#### Input records
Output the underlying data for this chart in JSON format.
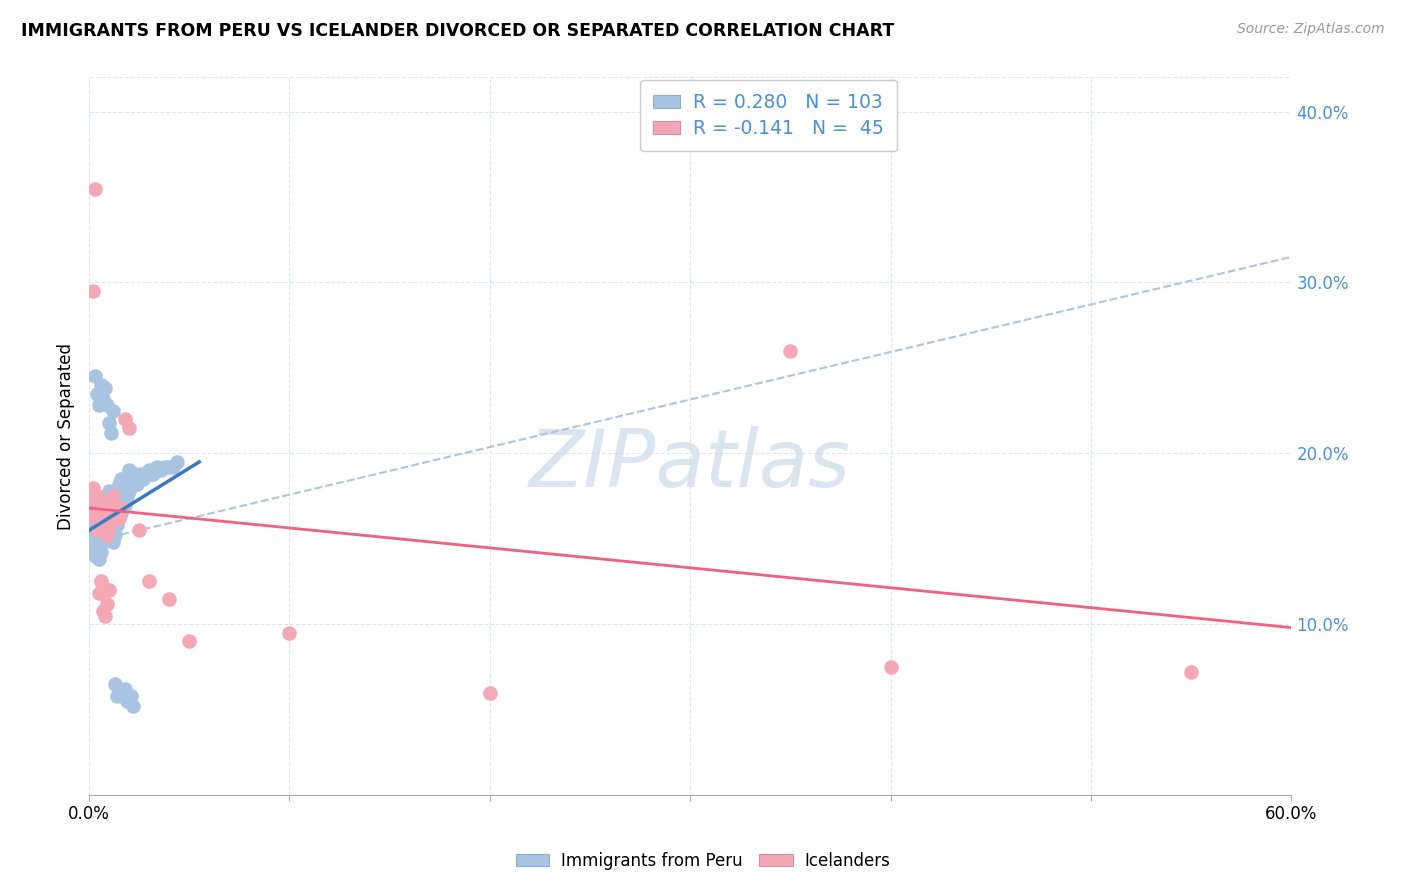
{
  "title": "IMMIGRANTS FROM PERU VS ICELANDER DIVORCED OR SEPARATED CORRELATION CHART",
  "source": "Source: ZipAtlas.com",
  "ylabel": "Divorced or Separated",
  "x_min": 0.0,
  "x_max": 0.6,
  "y_min": 0.0,
  "y_max": 0.42,
  "x_tick_positions": [
    0.0,
    0.1,
    0.2,
    0.3,
    0.4,
    0.5,
    0.6
  ],
  "x_tick_labels": [
    "0.0%",
    "",
    "",
    "",
    "",
    "",
    "60.0%"
  ],
  "y_tick_positions": [
    0.1,
    0.2,
    0.3,
    0.4
  ],
  "y_tick_labels": [
    "10.0%",
    "20.0%",
    "30.0%",
    "40.0%"
  ],
  "legend_labels": [
    "Immigrants from Peru",
    "Icelanders"
  ],
  "blue_color": "#a8c4e0",
  "pink_color": "#f4a7b5",
  "blue_line_color": "#3a7abf",
  "pink_line_color": "#f06080",
  "dashed_line_color": "#b0c4d8",
  "legend_text_color": "#4a90d9",
  "R_blue": 0.28,
  "N_blue": 103,
  "R_pink": -0.141,
  "N_pink": 45,
  "watermark": "ZIPatlas",
  "watermark_color": "#ccdaeb",
  "grid_color": "#dde5ee",
  "blue_scatter_x": [
    0.001,
    0.001,
    0.002,
    0.002,
    0.002,
    0.002,
    0.003,
    0.003,
    0.003,
    0.003,
    0.003,
    0.004,
    0.004,
    0.004,
    0.004,
    0.005,
    0.005,
    0.005,
    0.005,
    0.005,
    0.006,
    0.006,
    0.006,
    0.006,
    0.006,
    0.007,
    0.007,
    0.007,
    0.007,
    0.008,
    0.008,
    0.008,
    0.009,
    0.009,
    0.009,
    0.01,
    0.01,
    0.01,
    0.01,
    0.011,
    0.011,
    0.011,
    0.012,
    0.012,
    0.012,
    0.013,
    0.013,
    0.013,
    0.014,
    0.014,
    0.014,
    0.015,
    0.015,
    0.015,
    0.016,
    0.016,
    0.016,
    0.017,
    0.017,
    0.018,
    0.018,
    0.019,
    0.019,
    0.02,
    0.02,
    0.021,
    0.022,
    0.023,
    0.024,
    0.025,
    0.026,
    0.027,
    0.028,
    0.029,
    0.03,
    0.031,
    0.032,
    0.034,
    0.036,
    0.038,
    0.04,
    0.042,
    0.044,
    0.003,
    0.004,
    0.005,
    0.006,
    0.007,
    0.008,
    0.009,
    0.01,
    0.011,
    0.012,
    0.013,
    0.014,
    0.015,
    0.016,
    0.017,
    0.018,
    0.019,
    0.02,
    0.021,
    0.022
  ],
  "blue_scatter_y": [
    0.155,
    0.148,
    0.152,
    0.145,
    0.16,
    0.168,
    0.14,
    0.155,
    0.162,
    0.148,
    0.158,
    0.145,
    0.155,
    0.162,
    0.15,
    0.138,
    0.148,
    0.155,
    0.162,
    0.17,
    0.142,
    0.15,
    0.158,
    0.165,
    0.172,
    0.148,
    0.158,
    0.165,
    0.172,
    0.155,
    0.162,
    0.17,
    0.15,
    0.16,
    0.17,
    0.155,
    0.162,
    0.17,
    0.178,
    0.158,
    0.165,
    0.175,
    0.148,
    0.158,
    0.168,
    0.152,
    0.162,
    0.172,
    0.158,
    0.168,
    0.178,
    0.162,
    0.172,
    0.182,
    0.165,
    0.175,
    0.185,
    0.168,
    0.178,
    0.17,
    0.182,
    0.175,
    0.185,
    0.178,
    0.19,
    0.182,
    0.185,
    0.188,
    0.182,
    0.185,
    0.188,
    0.185,
    0.188,
    0.188,
    0.19,
    0.188,
    0.188,
    0.192,
    0.19,
    0.192,
    0.192,
    0.192,
    0.195,
    0.245,
    0.235,
    0.228,
    0.24,
    0.232,
    0.238,
    0.228,
    0.218,
    0.212,
    0.225,
    0.065,
    0.058,
    0.062,
    0.06,
    0.058,
    0.062,
    0.055,
    0.055,
    0.058,
    0.052
  ],
  "pink_scatter_x": [
    0.001,
    0.002,
    0.002,
    0.003,
    0.003,
    0.004,
    0.004,
    0.005,
    0.005,
    0.006,
    0.006,
    0.007,
    0.007,
    0.008,
    0.008,
    0.009,
    0.009,
    0.01,
    0.01,
    0.011,
    0.012,
    0.013,
    0.014,
    0.015,
    0.016,
    0.018,
    0.02,
    0.025,
    0.03,
    0.04,
    0.05,
    0.1,
    0.2,
    0.35,
    0.4,
    0.55,
    0.002,
    0.003,
    0.004,
    0.005,
    0.006,
    0.007,
    0.008,
    0.009,
    0.01
  ],
  "pink_scatter_y": [
    0.175,
    0.168,
    0.18,
    0.162,
    0.172,
    0.165,
    0.175,
    0.158,
    0.17,
    0.162,
    0.172,
    0.155,
    0.168,
    0.158,
    0.17,
    0.152,
    0.165,
    0.158,
    0.168,
    0.162,
    0.175,
    0.168,
    0.165,
    0.162,
    0.168,
    0.22,
    0.215,
    0.155,
    0.125,
    0.115,
    0.09,
    0.095,
    0.06,
    0.26,
    0.075,
    0.072,
    0.295,
    0.355,
    0.155,
    0.118,
    0.125,
    0.108,
    0.105,
    0.112,
    0.12
  ],
  "blue_trend_x": [
    0.0,
    0.055
  ],
  "blue_trend_y": [
    0.155,
    0.195
  ],
  "dashed_trend_x": [
    0.0,
    0.6
  ],
  "dashed_trend_y": [
    0.148,
    0.315
  ],
  "pink_trend_x": [
    0.0,
    0.6
  ],
  "pink_trend_y": [
    0.168,
    0.098
  ]
}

#### Short problem
Copy the material exactly. Do not include the pictures.

#### Answer to the task
Output the underlying data for this chart in JSON format.
{
  "title": "IMMIGRANTS FROM PERU VS ICELANDER DIVORCED OR SEPARATED CORRELATION CHART",
  "source": "Source: ZipAtlas.com",
  "ylabel": "Divorced or Separated",
  "x_min": 0.0,
  "x_max": 0.6,
  "y_min": 0.0,
  "y_max": 0.42,
  "x_tick_positions": [
    0.0,
    0.1,
    0.2,
    0.3,
    0.4,
    0.5,
    0.6
  ],
  "x_tick_labels": [
    "0.0%",
    "",
    "",
    "",
    "",
    "",
    "60.0%"
  ],
  "y_tick_positions": [
    0.1,
    0.2,
    0.3,
    0.4
  ],
  "y_tick_labels": [
    "10.0%",
    "20.0%",
    "30.0%",
    "40.0%"
  ],
  "legend_labels": [
    "Immigrants from Peru",
    "Icelanders"
  ],
  "blue_color": "#a8c4e0",
  "pink_color": "#f4a7b5",
  "blue_line_color": "#3a7abf",
  "pink_line_color": "#f06080",
  "dashed_line_color": "#b0c4d8",
  "legend_text_color": "#4a90d9",
  "R_blue": 0.28,
  "N_blue": 103,
  "R_pink": -0.141,
  "N_pink": 45,
  "watermark": "ZIPatlas",
  "watermark_color": "#ccdaeb",
  "grid_color": "#dde5ee",
  "blue_scatter_x": [
    0.001,
    0.001,
    0.002,
    0.002,
    0.002,
    0.002,
    0.003,
    0.003,
    0.003,
    0.003,
    0.003,
    0.004,
    0.004,
    0.004,
    0.004,
    0.005,
    0.005,
    0.005,
    0.005,
    0.005,
    0.006,
    0.006,
    0.006,
    0.006,
    0.006,
    0.007,
    0.007,
    0.007,
    0.007,
    0.008,
    0.008,
    0.008,
    0.009,
    0.009,
    0.009,
    0.01,
    0.01,
    0.01,
    0.01,
    0.011,
    0.011,
    0.011,
    0.012,
    0.012,
    0.012,
    0.013,
    0.013,
    0.013,
    0.014,
    0.014,
    0.014,
    0.015,
    0.015,
    0.015,
    0.016,
    0.016,
    0.016,
    0.017,
    0.017,
    0.018,
    0.018,
    0.019,
    0.019,
    0.02,
    0.02,
    0.021,
    0.022,
    0.023,
    0.024,
    0.025,
    0.026,
    0.027,
    0.028,
    0.029,
    0.03,
    0.031,
    0.032,
    0.034,
    0.036,
    0.038,
    0.04,
    0.042,
    0.044,
    0.003,
    0.004,
    0.005,
    0.006,
    0.007,
    0.008,
    0.009,
    0.01,
    0.011,
    0.012,
    0.013,
    0.014,
    0.015,
    0.016,
    0.017,
    0.018,
    0.019,
    0.02,
    0.021,
    0.022
  ],
  "blue_scatter_y": [
    0.155,
    0.148,
    0.152,
    0.145,
    0.16,
    0.168,
    0.14,
    0.155,
    0.162,
    0.148,
    0.158,
    0.145,
    0.155,
    0.162,
    0.15,
    0.138,
    0.148,
    0.155,
    0.162,
    0.17,
    0.142,
    0.15,
    0.158,
    0.165,
    0.172,
    0.148,
    0.158,
    0.165,
    0.172,
    0.155,
    0.162,
    0.17,
    0.15,
    0.16,
    0.17,
    0.155,
    0.162,
    0.17,
    0.178,
    0.158,
    0.165,
    0.175,
    0.148,
    0.158,
    0.168,
    0.152,
    0.162,
    0.172,
    0.158,
    0.168,
    0.178,
    0.162,
    0.172,
    0.182,
    0.165,
    0.175,
    0.185,
    0.168,
    0.178,
    0.17,
    0.182,
    0.175,
    0.185,
    0.178,
    0.19,
    0.182,
    0.185,
    0.188,
    0.182,
    0.185,
    0.188,
    0.185,
    0.188,
    0.188,
    0.19,
    0.188,
    0.188,
    0.192,
    0.19,
    0.192,
    0.192,
    0.192,
    0.195,
    0.245,
    0.235,
    0.228,
    0.24,
    0.232,
    0.238,
    0.228,
    0.218,
    0.212,
    0.225,
    0.065,
    0.058,
    0.062,
    0.06,
    0.058,
    0.062,
    0.055,
    0.055,
    0.058,
    0.052
  ],
  "pink_scatter_x": [
    0.001,
    0.002,
    0.002,
    0.003,
    0.003,
    0.004,
    0.004,
    0.005,
    0.005,
    0.006,
    0.006,
    0.007,
    0.007,
    0.008,
    0.008,
    0.009,
    0.009,
    0.01,
    0.01,
    0.011,
    0.012,
    0.013,
    0.014,
    0.015,
    0.016,
    0.018,
    0.02,
    0.025,
    0.03,
    0.04,
    0.05,
    0.1,
    0.2,
    0.35,
    0.4,
    0.55,
    0.002,
    0.003,
    0.004,
    0.005,
    0.006,
    0.007,
    0.008,
    0.009,
    0.01
  ],
  "pink_scatter_y": [
    0.175,
    0.168,
    0.18,
    0.162,
    0.172,
    0.165,
    0.175,
    0.158,
    0.17,
    0.162,
    0.172,
    0.155,
    0.168,
    0.158,
    0.17,
    0.152,
    0.165,
    0.158,
    0.168,
    0.162,
    0.175,
    0.168,
    0.165,
    0.162,
    0.168,
    0.22,
    0.215,
    0.155,
    0.125,
    0.115,
    0.09,
    0.095,
    0.06,
    0.26,
    0.075,
    0.072,
    0.295,
    0.355,
    0.155,
    0.118,
    0.125,
    0.108,
    0.105,
    0.112,
    0.12
  ],
  "blue_trend_x": [
    0.0,
    0.055
  ],
  "blue_trend_y": [
    0.155,
    0.195
  ],
  "dashed_trend_x": [
    0.0,
    0.6
  ],
  "dashed_trend_y": [
    0.148,
    0.315
  ],
  "pink_trend_x": [
    0.0,
    0.6
  ],
  "pink_trend_y": [
    0.168,
    0.098
  ]
}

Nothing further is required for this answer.